- [Exercise details] Search the listing for the string "instagram" and copy every line that contains it.

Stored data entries
★ ★ ★

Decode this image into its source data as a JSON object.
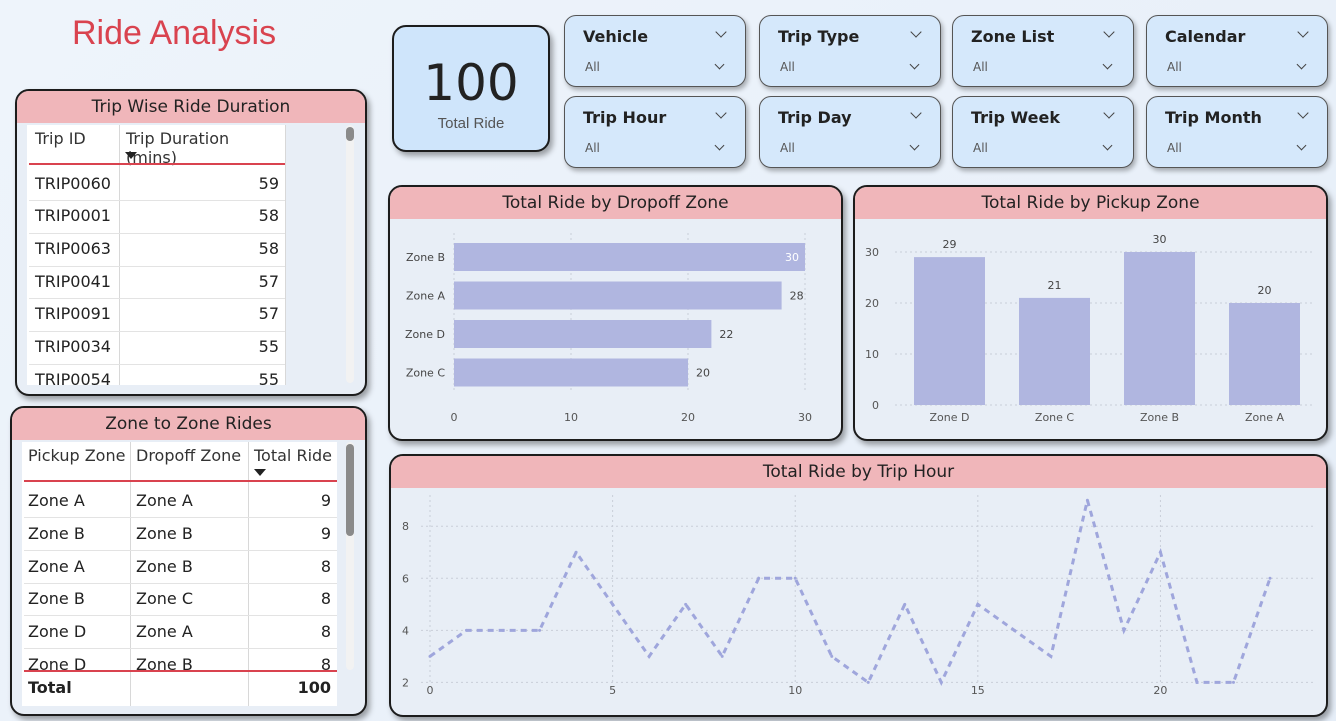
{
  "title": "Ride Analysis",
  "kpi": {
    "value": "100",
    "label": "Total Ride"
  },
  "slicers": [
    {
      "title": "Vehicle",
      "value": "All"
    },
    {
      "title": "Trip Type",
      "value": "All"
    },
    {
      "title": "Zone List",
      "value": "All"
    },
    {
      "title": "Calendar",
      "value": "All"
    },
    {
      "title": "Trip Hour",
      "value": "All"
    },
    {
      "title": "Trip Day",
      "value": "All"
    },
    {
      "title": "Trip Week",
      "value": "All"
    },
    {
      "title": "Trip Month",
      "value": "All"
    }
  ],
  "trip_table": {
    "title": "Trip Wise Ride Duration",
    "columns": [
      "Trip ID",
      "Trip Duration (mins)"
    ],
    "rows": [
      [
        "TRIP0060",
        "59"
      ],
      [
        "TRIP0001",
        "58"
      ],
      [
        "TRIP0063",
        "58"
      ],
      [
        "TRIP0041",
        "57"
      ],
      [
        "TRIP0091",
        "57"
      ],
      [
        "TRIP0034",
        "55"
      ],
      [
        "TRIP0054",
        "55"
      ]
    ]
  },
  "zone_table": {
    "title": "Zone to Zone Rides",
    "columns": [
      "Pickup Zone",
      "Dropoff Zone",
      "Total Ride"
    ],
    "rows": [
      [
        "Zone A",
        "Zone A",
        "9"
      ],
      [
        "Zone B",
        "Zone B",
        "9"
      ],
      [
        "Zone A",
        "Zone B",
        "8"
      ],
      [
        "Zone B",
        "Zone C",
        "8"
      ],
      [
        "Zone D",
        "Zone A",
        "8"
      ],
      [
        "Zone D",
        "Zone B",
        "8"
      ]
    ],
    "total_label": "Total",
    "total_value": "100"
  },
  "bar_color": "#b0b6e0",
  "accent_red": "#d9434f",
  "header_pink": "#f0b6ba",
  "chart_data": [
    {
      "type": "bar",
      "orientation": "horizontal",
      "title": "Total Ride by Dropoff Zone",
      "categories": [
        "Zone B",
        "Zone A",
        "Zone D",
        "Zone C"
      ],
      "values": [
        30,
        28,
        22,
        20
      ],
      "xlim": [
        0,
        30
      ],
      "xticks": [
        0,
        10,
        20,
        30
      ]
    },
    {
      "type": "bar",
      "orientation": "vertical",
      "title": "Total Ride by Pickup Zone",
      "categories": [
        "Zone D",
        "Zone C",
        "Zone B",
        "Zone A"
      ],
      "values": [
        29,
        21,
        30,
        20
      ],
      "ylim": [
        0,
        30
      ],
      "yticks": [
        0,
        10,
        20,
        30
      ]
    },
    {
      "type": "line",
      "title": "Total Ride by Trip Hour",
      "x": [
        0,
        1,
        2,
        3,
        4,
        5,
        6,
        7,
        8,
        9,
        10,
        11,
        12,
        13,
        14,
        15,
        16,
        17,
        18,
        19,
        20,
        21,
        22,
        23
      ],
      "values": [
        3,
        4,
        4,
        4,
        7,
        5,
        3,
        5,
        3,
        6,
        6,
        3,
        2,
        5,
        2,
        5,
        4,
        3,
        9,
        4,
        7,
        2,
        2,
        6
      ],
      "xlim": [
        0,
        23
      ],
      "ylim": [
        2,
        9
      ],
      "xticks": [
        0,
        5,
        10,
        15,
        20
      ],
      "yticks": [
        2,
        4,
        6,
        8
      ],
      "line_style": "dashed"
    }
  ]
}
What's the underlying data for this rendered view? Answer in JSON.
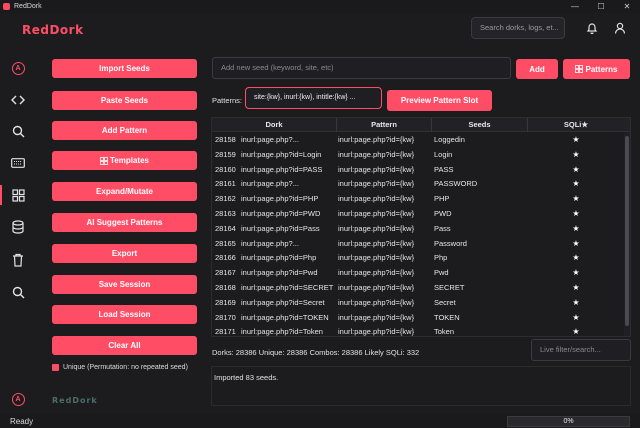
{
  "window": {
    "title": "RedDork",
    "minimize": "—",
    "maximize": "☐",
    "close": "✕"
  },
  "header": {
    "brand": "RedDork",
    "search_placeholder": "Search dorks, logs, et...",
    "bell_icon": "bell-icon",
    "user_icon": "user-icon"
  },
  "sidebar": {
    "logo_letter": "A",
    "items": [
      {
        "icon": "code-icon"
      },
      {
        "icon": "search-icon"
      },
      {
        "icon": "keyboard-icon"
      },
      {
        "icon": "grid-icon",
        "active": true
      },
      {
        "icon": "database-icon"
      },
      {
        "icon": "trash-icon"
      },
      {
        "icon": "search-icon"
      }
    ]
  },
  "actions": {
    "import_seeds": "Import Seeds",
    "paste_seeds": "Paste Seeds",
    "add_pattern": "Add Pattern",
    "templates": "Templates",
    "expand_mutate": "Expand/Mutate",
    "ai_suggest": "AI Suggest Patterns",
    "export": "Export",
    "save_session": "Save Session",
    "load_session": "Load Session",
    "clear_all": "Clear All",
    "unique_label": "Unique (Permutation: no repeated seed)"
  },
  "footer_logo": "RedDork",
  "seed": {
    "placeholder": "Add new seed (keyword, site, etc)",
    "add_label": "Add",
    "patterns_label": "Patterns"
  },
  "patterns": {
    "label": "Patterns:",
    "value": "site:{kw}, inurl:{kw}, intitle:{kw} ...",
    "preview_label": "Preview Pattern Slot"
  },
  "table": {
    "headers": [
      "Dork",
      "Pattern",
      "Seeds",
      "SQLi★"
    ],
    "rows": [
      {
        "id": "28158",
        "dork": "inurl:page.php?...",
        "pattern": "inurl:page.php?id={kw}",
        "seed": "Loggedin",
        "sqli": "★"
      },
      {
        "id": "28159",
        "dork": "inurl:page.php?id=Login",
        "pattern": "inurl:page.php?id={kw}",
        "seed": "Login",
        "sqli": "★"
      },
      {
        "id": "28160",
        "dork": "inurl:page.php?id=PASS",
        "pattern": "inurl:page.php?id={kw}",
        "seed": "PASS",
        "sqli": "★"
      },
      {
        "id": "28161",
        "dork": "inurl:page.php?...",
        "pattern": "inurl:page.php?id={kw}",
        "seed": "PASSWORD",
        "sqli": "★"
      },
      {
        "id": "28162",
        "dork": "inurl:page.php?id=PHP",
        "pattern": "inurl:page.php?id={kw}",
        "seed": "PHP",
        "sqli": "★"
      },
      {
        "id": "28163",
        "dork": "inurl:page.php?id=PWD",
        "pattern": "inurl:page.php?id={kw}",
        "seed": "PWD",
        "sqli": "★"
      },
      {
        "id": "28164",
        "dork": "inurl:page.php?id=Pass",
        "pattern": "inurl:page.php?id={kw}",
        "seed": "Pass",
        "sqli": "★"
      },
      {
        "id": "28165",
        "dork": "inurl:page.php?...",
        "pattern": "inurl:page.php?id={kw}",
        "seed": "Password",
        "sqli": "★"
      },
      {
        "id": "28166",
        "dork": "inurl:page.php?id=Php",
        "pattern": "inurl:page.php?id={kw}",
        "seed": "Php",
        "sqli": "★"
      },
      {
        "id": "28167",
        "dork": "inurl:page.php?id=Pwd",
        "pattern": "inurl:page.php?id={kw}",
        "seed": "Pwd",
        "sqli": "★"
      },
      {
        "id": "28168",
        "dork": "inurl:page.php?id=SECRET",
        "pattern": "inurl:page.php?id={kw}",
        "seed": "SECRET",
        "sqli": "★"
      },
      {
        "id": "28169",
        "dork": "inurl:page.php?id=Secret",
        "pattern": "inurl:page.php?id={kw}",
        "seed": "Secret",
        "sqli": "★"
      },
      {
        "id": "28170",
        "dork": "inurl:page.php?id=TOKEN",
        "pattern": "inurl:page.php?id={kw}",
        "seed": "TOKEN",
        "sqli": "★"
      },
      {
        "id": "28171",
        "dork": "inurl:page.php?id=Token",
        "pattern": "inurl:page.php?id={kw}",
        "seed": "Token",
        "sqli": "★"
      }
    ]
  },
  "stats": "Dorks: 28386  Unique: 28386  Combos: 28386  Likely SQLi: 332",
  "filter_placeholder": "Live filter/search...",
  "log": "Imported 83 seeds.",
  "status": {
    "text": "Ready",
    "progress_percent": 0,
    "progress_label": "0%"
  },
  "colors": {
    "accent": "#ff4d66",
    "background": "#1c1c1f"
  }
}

★ ★ ★

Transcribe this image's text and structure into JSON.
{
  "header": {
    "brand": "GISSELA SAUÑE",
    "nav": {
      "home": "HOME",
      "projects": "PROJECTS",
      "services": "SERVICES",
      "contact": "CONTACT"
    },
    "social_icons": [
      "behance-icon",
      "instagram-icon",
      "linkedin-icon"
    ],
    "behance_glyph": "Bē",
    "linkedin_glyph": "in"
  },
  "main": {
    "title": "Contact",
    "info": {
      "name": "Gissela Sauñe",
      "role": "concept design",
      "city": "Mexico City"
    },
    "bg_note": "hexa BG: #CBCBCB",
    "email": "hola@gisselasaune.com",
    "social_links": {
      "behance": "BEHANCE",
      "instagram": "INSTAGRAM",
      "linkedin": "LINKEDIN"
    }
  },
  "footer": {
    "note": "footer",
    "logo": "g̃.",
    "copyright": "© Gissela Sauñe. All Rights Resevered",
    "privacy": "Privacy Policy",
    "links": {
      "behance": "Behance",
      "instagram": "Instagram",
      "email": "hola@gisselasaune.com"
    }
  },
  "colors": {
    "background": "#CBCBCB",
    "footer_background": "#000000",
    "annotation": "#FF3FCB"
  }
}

★ ★ ★

- [Solution for this task]
      "instagram-icon",
      "instagram": "INSTAGRAM",
      "instagram": "Instagram",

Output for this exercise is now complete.